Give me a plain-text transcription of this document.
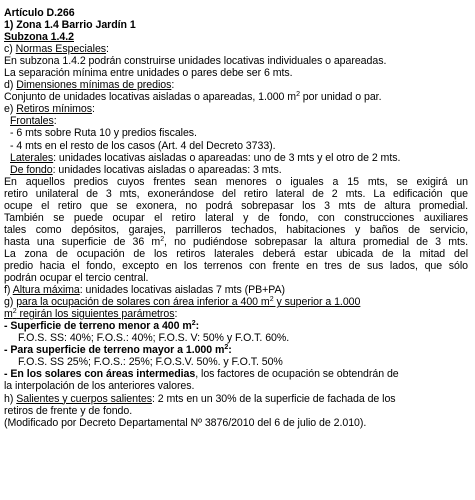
Artículo D.266
1) Zona 1.4 Barrio Jardín 1
Subzona 1.4.2
c) Normas Especiales:
En subzona 1.4.2 podrán construirse unidades locativas individuales o apareadas.
La separación mínima entre unidades o pares debe ser 6 mts.
d) Dimensiones mínimas de predios:
Conjunto de unidades locativas aisladas o apareadas, 1.000 $m^2$ por unidad o par.
e) Retiros mínimos:
Frontales:
- 6 mts sobre Ruta 10 y predios fiscales.
- 4 mts en el resto de los casos (Art. 4 del Decreto 3733).
Laterales: unidades locativas aisladas o apareadas: uno de 3 mts y el otro de 2 mts.
De fondo: unidades locativas aisladas o apareadas: 3 mts.
En aquellos predios cuyos frentes sean menores o iguales a 15 mts, se exigirá un
retiro unilateral de 3 mts, exonerándose del retiro lateral de 2 mts. La edificación que
ocupe el retiro que se exonera, no podrá sobrepasar los 3 mts de altura promedial.
También se puede ocupar el retiro lateral y de fondo, con construcciones auxiliares
tales como depósitos, garajes, parrilleros techados, habitaciones y baños de servicio,
hasta una superficie de 36 $m^2$, no pudiéndose sobrepasar la altura promedial de 3 mts.
La zona de ocupación de los retiros laterales deberá estar ubicada de la mitad del
predio hacia el fondo, excepto en los terrenos con frente en tres de sus lados, que sólo
podrán ocupar el tercio central.
f) Altura máxima: unidades locativas aisladas 7 mts (PB+PA)
g) para la ocupación de solares con área inferior a 400 $m^2$ y superior a 1.000
$m^2$ regirán los siguientes parámetros:
- Superficie de terreno menor a 400 $m^2$:
F.O.S. SS: 40%; F.O.S.: 40%; F.O.S. V: 50% y F.O.T. 60%.
- Para superficie de terreno mayor a 1.000 $m^2$:
F.O.S. SS 25%; F.O.S.: 25%; F.O.S.V. 50%. y F.O.T. 50%
- En los solares con áreas intermedias, los factores de ocupación se obtendrán de
la interpolación de los anteriores valores.
h) Salientes y cuerpos salientes: 2 mts en un 30% de la superficie de fachada de los
retiros de frente y de fondo.
(Modificado por Decreto Departamental Nº 3876/2010 del 6 de julio de 2.010).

________________

• Problem:
List every line from the entries above in which "sobrepasar" appears.

• Final answer:
ocupe el retiro que se exonera, no podrá sobrepasar los 3 mts de altura promedial.
hasta una superficie de 36 $m^2$, no pudiéndose sobrepasar la altura promedial de 3 mts.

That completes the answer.